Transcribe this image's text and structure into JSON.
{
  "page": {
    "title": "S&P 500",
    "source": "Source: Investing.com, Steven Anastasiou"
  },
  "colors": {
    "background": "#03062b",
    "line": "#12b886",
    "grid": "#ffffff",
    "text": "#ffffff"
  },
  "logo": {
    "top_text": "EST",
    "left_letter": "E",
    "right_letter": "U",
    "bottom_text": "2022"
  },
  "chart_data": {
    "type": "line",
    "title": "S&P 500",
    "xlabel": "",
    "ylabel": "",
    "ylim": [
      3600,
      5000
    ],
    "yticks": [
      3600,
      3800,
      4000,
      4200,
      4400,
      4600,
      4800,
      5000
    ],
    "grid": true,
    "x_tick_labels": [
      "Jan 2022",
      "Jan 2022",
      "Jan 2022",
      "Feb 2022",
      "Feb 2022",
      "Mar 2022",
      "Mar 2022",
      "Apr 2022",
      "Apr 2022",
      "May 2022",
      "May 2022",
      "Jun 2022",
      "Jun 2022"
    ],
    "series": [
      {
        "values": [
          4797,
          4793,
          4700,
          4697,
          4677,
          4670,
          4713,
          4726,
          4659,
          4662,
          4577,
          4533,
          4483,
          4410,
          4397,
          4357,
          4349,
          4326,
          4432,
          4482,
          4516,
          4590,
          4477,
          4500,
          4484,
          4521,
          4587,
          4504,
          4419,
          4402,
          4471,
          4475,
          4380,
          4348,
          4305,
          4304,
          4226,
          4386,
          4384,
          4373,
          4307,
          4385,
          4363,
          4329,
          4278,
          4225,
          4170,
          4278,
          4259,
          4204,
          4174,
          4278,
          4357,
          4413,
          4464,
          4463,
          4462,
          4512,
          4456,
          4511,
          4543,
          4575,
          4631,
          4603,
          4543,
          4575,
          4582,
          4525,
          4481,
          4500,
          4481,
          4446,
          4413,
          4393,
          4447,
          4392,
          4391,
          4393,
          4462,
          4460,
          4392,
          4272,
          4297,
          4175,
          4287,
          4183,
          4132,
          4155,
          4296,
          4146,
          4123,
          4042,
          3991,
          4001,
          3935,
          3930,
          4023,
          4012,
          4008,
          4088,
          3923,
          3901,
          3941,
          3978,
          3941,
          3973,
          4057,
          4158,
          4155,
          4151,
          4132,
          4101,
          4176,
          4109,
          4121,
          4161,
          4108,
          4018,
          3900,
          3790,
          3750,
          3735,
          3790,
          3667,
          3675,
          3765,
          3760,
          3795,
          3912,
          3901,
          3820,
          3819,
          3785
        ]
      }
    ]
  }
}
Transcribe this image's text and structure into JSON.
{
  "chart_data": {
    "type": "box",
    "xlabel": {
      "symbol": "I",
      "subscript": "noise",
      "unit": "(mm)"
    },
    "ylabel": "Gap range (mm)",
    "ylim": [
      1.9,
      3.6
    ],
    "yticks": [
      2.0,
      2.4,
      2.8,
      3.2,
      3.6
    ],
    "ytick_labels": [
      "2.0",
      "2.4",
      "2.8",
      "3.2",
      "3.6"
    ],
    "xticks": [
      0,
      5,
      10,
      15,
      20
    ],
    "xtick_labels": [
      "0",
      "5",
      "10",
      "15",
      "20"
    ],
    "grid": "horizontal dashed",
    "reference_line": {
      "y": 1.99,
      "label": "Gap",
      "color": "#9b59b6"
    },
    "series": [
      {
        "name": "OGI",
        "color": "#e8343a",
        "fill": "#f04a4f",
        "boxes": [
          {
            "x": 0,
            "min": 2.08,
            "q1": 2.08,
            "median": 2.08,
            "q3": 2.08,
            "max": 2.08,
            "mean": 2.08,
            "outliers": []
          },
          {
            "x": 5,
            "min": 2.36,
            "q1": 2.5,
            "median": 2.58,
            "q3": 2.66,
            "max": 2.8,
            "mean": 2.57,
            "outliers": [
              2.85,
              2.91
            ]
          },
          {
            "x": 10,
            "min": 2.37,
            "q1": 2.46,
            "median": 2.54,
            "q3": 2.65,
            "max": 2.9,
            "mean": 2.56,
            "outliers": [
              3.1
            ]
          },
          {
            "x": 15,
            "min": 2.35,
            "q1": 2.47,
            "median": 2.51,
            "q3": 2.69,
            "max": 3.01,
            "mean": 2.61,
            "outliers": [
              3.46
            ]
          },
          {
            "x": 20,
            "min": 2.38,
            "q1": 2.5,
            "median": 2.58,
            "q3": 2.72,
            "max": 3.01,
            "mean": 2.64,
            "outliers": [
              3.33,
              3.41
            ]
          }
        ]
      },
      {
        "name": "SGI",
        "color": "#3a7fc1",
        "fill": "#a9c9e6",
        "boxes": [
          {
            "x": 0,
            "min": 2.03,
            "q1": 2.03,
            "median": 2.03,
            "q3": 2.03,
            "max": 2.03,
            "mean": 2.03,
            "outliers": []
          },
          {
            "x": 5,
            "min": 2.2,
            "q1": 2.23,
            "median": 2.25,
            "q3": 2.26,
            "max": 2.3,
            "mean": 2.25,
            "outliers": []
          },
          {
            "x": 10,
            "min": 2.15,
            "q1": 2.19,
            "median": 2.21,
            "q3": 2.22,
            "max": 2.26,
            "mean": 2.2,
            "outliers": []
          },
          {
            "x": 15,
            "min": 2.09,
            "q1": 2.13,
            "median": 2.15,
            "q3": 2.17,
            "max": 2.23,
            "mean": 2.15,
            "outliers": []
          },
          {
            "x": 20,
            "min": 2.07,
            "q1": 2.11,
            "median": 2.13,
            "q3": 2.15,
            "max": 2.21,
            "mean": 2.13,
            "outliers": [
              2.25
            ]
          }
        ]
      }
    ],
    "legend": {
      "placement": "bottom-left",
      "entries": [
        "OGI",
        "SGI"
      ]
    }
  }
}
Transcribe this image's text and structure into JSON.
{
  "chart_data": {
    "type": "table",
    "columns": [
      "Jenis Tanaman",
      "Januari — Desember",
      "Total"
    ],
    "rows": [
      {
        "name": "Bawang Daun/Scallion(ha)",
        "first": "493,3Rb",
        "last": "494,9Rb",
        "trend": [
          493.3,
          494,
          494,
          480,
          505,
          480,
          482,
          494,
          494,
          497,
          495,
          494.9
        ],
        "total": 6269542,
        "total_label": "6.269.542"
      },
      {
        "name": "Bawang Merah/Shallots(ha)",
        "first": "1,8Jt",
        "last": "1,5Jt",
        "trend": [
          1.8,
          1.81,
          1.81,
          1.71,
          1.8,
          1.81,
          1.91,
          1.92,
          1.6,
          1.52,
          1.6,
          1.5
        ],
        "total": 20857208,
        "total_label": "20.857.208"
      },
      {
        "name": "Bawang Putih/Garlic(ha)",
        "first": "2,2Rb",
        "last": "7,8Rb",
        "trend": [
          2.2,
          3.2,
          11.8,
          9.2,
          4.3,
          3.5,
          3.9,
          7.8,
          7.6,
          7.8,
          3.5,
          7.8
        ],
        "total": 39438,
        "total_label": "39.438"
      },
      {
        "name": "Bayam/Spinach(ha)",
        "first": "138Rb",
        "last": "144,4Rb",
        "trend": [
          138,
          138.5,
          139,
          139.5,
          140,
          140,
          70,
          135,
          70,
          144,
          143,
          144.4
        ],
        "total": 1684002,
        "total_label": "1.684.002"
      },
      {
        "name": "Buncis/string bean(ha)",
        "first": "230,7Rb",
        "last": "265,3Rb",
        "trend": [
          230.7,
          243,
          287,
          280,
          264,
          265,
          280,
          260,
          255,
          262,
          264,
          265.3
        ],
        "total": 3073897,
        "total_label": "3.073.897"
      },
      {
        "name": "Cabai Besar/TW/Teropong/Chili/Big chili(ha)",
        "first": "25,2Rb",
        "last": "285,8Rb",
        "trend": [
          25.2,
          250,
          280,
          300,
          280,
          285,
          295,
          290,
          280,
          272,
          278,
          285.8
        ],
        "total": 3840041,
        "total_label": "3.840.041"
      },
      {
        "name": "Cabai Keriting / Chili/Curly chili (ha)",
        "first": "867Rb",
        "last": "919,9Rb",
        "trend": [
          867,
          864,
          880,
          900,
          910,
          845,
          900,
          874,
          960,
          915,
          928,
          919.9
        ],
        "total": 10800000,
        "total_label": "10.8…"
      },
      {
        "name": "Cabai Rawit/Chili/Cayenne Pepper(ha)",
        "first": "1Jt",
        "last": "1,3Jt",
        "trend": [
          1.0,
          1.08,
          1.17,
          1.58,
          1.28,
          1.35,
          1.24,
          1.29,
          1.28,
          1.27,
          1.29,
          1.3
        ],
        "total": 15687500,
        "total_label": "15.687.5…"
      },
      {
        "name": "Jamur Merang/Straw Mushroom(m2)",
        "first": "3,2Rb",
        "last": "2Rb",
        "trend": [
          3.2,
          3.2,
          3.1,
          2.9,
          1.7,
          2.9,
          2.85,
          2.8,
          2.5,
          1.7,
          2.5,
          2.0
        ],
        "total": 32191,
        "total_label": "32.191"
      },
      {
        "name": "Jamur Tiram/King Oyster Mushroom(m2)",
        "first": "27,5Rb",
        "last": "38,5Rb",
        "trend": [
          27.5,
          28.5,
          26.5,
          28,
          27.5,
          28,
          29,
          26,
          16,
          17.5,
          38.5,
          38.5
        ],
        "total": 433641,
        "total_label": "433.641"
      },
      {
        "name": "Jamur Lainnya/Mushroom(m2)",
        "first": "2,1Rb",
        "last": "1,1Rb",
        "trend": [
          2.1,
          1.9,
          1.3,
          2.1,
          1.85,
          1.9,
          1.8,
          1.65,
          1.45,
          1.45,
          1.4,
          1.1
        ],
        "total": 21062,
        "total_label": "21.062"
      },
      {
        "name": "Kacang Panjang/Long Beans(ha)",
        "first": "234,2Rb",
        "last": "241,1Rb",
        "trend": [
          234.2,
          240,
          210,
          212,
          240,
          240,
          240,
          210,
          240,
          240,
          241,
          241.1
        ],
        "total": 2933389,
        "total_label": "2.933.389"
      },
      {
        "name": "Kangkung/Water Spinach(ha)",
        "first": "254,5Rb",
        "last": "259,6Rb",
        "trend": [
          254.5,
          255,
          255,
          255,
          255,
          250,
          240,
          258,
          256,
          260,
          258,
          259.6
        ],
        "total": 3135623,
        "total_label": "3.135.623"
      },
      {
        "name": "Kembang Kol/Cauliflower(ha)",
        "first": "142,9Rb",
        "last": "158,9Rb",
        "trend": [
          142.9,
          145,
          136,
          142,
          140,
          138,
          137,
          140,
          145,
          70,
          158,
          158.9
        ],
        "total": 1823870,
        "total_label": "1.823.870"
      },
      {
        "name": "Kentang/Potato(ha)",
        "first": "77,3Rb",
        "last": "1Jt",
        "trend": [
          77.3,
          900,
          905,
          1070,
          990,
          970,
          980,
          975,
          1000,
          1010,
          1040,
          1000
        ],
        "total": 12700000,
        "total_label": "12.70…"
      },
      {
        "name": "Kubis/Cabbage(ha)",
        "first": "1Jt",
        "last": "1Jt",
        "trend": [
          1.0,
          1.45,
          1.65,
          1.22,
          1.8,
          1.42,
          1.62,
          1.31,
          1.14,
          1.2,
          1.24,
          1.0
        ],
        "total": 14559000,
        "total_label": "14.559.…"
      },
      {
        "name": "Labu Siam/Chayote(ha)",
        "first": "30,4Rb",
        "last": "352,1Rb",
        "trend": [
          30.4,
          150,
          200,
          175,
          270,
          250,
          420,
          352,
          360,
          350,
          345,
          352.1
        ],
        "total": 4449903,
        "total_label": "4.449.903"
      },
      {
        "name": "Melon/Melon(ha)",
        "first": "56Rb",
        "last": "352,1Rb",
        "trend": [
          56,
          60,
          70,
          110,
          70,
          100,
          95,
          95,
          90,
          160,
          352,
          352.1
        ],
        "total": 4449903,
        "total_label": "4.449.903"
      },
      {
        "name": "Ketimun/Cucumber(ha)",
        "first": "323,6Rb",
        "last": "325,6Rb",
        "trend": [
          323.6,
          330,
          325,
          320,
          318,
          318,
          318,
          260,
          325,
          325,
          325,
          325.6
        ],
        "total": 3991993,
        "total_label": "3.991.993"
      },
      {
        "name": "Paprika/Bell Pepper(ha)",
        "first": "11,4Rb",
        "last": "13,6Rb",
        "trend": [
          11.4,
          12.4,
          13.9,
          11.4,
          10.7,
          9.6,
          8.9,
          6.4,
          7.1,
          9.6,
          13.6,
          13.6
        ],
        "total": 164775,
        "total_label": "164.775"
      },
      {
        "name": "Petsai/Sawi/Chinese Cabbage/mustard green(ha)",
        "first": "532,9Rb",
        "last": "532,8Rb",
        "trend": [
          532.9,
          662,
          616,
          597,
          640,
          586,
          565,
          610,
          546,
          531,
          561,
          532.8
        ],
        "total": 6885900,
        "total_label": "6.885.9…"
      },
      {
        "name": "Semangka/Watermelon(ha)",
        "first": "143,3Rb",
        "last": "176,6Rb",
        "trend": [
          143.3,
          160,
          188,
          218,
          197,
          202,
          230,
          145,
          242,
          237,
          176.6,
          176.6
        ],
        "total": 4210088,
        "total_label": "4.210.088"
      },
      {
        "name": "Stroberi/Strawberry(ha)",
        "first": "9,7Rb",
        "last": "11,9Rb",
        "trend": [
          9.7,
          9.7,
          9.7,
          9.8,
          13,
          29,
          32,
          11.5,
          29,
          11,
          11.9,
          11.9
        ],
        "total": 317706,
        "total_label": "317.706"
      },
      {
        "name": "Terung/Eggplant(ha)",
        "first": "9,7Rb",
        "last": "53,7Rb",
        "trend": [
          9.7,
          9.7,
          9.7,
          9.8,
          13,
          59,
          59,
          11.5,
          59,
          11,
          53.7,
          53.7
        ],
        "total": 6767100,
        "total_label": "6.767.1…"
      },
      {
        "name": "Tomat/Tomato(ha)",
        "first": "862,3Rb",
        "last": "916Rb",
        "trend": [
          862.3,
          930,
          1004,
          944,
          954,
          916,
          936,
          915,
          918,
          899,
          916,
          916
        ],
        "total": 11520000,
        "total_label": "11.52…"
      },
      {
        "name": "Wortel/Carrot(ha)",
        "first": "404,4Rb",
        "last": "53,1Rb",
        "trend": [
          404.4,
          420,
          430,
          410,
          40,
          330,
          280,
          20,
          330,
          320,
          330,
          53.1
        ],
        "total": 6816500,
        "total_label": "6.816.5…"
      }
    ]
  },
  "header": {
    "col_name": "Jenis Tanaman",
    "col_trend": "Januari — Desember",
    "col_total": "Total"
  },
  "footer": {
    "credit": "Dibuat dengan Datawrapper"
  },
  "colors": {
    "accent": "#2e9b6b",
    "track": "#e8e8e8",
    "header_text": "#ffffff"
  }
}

•••

▶ Written instruction
What is the number of lines in the data that hold the string "mean"? Answer with the number only.

▶ Solution to this task
10